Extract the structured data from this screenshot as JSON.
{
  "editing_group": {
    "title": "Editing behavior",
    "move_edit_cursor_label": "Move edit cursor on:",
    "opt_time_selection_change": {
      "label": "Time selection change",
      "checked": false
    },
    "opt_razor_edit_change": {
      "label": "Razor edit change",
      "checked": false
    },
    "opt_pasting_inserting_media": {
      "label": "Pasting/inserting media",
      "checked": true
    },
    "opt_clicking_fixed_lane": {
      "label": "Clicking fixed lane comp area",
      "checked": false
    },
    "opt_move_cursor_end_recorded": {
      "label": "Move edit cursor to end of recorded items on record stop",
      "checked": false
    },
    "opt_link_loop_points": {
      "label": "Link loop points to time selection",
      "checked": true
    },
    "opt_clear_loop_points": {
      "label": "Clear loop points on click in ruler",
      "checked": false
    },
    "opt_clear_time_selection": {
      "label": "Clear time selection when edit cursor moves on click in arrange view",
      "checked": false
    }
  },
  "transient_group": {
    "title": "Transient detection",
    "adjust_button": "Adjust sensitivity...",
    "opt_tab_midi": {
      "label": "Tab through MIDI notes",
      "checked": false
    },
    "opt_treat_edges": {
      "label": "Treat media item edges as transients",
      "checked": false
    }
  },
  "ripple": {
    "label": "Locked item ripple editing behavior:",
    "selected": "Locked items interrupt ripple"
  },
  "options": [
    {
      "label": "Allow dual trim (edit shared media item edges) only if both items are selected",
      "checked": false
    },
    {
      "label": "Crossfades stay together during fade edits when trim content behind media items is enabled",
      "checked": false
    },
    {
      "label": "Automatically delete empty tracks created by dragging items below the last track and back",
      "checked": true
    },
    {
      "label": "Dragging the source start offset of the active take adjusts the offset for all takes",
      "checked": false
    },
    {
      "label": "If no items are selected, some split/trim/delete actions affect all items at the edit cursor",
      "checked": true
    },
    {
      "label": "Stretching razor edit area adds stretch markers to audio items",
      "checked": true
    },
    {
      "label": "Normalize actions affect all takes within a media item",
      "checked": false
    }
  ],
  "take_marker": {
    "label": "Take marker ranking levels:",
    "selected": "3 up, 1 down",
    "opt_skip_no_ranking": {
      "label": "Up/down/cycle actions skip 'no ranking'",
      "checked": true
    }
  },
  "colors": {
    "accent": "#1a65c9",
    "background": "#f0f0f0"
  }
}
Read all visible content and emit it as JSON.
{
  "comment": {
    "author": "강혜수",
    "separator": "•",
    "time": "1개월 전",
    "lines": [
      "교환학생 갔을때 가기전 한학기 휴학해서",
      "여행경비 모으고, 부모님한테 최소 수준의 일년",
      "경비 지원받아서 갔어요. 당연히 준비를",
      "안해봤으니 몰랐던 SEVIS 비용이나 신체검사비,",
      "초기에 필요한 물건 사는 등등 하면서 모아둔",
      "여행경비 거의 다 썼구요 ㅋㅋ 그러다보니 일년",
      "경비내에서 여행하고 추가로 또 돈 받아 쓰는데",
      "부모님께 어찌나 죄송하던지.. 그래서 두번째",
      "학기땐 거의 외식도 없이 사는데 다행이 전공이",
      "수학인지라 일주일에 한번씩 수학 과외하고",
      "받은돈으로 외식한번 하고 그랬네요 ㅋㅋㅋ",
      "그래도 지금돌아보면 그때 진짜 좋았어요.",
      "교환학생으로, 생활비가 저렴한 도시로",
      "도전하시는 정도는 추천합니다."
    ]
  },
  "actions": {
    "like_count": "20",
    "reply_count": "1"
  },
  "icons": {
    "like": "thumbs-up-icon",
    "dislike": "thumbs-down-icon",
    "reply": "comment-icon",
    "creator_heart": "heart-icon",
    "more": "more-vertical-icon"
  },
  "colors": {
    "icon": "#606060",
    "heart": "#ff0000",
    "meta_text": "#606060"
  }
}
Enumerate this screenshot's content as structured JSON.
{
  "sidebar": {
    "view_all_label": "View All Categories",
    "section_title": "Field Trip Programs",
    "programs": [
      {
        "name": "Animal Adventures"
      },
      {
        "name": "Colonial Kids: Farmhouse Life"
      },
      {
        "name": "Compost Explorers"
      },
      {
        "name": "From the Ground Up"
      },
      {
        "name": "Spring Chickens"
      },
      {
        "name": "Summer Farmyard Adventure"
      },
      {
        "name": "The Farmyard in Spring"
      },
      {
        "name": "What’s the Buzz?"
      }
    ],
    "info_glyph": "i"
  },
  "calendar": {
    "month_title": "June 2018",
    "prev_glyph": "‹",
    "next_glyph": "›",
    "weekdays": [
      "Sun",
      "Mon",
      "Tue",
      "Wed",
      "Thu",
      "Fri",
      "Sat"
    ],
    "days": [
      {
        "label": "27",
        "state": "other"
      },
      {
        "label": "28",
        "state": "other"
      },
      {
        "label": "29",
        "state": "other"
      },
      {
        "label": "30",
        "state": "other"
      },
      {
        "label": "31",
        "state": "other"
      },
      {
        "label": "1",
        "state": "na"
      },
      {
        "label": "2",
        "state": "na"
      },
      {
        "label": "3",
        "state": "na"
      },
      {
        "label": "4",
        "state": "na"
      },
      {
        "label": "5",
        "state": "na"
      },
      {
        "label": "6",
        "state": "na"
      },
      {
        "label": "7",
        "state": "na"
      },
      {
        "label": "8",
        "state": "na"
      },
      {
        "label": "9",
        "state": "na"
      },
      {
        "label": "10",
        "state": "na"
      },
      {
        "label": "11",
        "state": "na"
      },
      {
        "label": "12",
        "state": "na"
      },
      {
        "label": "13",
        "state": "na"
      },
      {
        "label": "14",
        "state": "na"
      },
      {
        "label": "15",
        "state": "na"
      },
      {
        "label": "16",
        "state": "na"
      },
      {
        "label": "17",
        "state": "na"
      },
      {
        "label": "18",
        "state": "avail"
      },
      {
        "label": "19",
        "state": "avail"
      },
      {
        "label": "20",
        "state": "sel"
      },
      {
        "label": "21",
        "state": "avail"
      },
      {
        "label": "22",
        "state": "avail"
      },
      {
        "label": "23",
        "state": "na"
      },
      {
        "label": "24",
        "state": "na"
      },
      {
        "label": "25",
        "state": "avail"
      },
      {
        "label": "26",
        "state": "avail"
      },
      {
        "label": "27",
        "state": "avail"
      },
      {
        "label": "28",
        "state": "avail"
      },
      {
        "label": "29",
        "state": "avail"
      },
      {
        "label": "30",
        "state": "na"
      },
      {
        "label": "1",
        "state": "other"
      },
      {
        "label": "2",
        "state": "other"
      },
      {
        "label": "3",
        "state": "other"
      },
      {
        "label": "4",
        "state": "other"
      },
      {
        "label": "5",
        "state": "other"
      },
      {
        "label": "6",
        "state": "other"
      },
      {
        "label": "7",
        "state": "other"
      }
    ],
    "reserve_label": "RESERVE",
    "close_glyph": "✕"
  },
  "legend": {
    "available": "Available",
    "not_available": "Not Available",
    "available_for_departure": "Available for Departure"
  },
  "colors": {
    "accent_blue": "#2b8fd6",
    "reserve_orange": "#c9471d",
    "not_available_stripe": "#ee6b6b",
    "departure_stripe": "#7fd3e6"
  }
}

——

Exercise objective – Show all lines from the records above where the word "screenshot" occurs.

Answer –
Extract the structured data from this screenshot as JSON.
Enumerate this screenshot's content as structured JSON.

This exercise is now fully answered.